WHAT YOU SHOULD DO = List each line of the data in which the string "this" appears.

GIVEN ENTRIES =

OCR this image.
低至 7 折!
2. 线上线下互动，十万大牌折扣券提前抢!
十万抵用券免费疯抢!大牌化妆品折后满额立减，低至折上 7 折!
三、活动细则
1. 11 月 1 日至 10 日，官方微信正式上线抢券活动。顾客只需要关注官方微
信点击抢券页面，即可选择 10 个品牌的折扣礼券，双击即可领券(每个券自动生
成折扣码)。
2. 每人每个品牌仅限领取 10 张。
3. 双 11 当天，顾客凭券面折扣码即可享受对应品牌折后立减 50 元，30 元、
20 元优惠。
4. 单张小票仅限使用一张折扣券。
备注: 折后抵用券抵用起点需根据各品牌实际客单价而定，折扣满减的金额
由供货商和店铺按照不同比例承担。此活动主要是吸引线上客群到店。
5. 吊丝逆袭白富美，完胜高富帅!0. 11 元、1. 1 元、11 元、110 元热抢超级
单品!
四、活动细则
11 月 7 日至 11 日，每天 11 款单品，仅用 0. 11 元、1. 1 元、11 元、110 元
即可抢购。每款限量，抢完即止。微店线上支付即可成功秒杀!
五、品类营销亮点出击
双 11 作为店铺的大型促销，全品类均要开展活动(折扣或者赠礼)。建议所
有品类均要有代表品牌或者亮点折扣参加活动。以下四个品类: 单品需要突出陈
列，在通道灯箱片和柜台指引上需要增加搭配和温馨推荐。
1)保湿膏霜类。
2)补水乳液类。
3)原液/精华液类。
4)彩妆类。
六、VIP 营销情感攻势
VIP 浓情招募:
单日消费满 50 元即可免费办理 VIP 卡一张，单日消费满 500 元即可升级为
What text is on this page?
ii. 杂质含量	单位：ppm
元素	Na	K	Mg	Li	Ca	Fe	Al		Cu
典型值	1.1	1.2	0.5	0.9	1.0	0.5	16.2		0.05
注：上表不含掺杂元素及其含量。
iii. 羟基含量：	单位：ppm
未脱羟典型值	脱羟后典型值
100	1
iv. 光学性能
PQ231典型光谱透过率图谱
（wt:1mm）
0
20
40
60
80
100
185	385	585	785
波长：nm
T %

WRITTEN SOLUTION =
OCR this image.
What text is on this page?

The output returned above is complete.